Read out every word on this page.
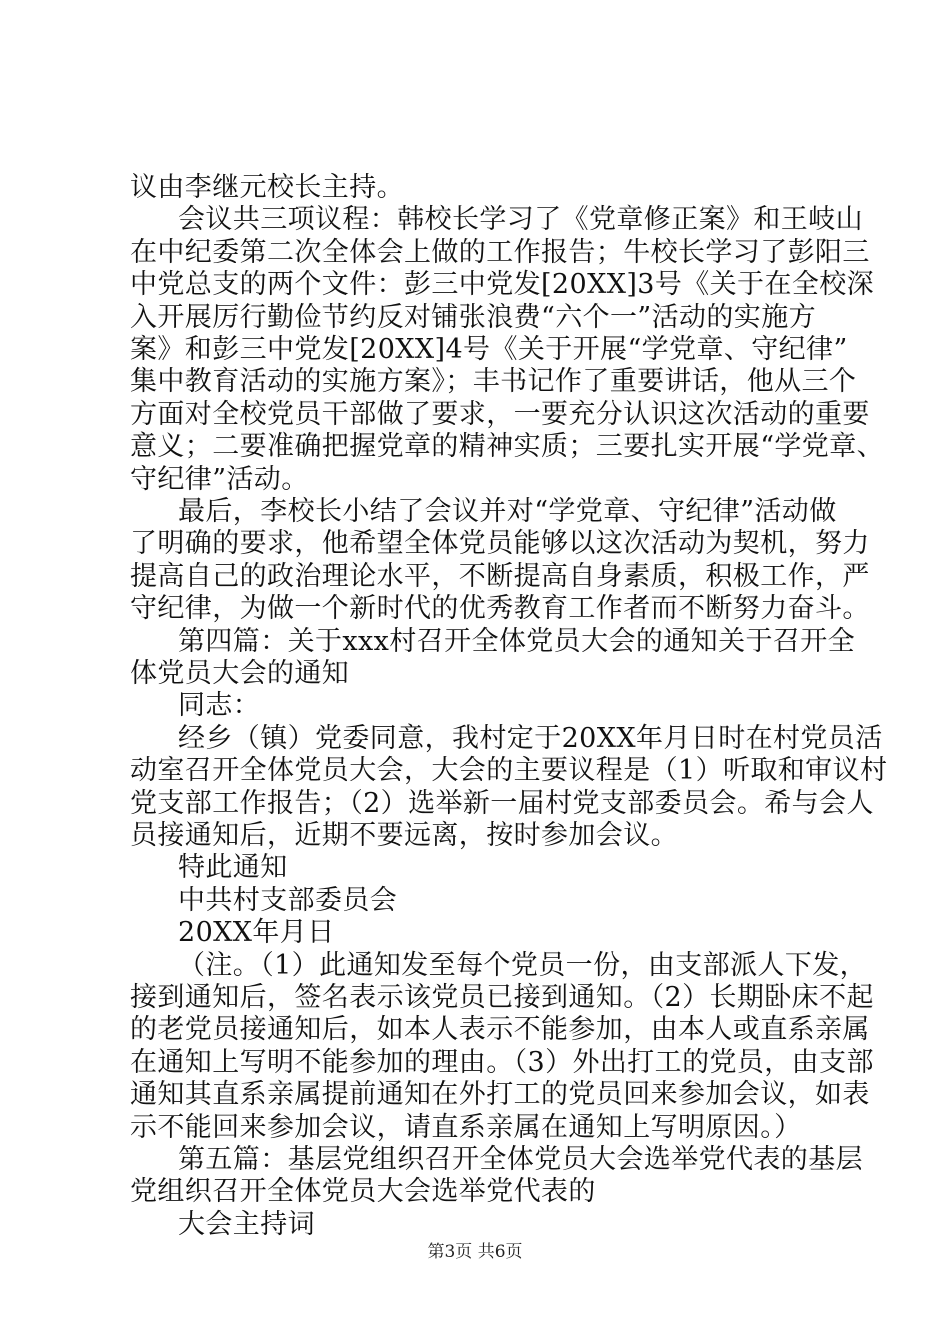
议由李继元校长主持。
会议共三项议程：韩校长学习了《党章修正案》和王岐山
在中纪委第二次全体会上做的工作报告；牛校长学习了彭阳三
中党总支的两个文件：彭三中党发[20XX]3号《关于在全校深
入开展厉行勤俭节约反对铺张浪费“六个一”活动的实施方
案》和彭三中党发[20XX]4号《关于开展“学党章、守纪律”
集中教育活动的实施方案》；丰书记作了重要讲话，他从三个
方面对全校党员干部做了要求，一要充分认识这次活动的重要
意义；二要准确把握党章的精神实质；三要扎实开展“学党章、
守纪律”活动。
最后，李校长小结了会议并对“学党章、守纪律”活动做
了明确的要求，他希望全体党员能够以这次活动为契机，努力
提高自己的政治理论水平，不断提高自身素质，积极工作，严
守纪律，为做一个新时代的优秀教育工作者而不断努力奋斗。
第四篇：关于xxx村召开全体党员大会的通知关于召开全
体党员大会的通知
同志：
经乡（镇）党委同意，我村定于20XX年月日时在村党员活
动室召开全体党员大会，大会的主要议程是（1）听取和审议村
党支部工作报告；（2）选举新一届村党支部委员会。希与会人
员接通知后，近期不要远离，按时参加会议。
特此通知
中共村支部委员会
20XX年月日
（注。（1）此通知发至每个党员一份，由支部派人下发，
接到通知后，签名表示该党员已接到通知。（2）长期卧床不起
的老党员接通知后，如本人表示不能参加，由本人或直系亲属
在通知上写明不能参加的理由。（3）外出打工的党员，由支部
通知其直系亲属提前通知在外打工的党员回来参加会议，如表
示不能回来参加会议，请直系亲属在通知上写明原因。）
第五篇：基层党组织召开全体党员大会选举党代表的基层
党组织召开全体党员大会选举党代表的
大会主持词
第3页 共6页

→ **DIRECTIONS FOR THIS TASK**: All of the material above needs to be restated exactly, with no pictures.

→ **REPLY**:
Read out every word on this page.
议由李继元校长主持。
会议共三项议程：韩校长学习了《党章修正案》和王岐山
在中纪委第二次全体会上做的工作报告；牛校长学习了彭阳三
中党总支的两个文件：彭三中党发[20XX]3号《关于在全校深
入开展厉行勤俭节约反对铺张浪费“六个一”活动的实施方
案》和彭三中党发[20XX]4号《关于开展“学党章、守纪律”
集中教育活动的实施方案》；丰书记作了重要讲话，他从三个
方面对全校党员干部做了要求，一要充分认识这次活动的重要
意义；二要准确把握党章的精神实质；三要扎实开展“学党章、
守纪律”活动。
最后，李校长小结了会议并对“学党章、守纪律”活动做
了明确的要求，他希望全体党员能够以这次活动为契机，努力
提高自己的政治理论水平，不断提高自身素质，积极工作，严
守纪律，为做一个新时代的优秀教育工作者而不断努力奋斗。
第四篇：关于xxx村召开全体党员大会的通知关于召开全
体党员大会的通知
同志：
经乡（镇）党委同意，我村定于20XX年月日时在村党员活
动室召开全体党员大会，大会的主要议程是（1）听取和审议村
党支部工作报告；（2）选举新一届村党支部委员会。希与会人
员接通知后，近期不要远离，按时参加会议。
特此通知
中共村支部委员会
20XX年月日
（注。（1）此通知发至每个党员一份，由支部派人下发，
接到通知后，签名表示该党员已接到通知。（2）长期卧床不起
的老党员接通知后，如本人表示不能参加，由本人或直系亲属
在通知上写明不能参加的理由。（3）外出打工的党员，由支部
通知其直系亲属提前通知在外打工的党员回来参加会议，如表
示不能回来参加会议，请直系亲属在通知上写明原因。）
第五篇：基层党组织召开全体党员大会选举党代表的基层
党组织召开全体党员大会选举党代表的
大会主持词
第3页 共6页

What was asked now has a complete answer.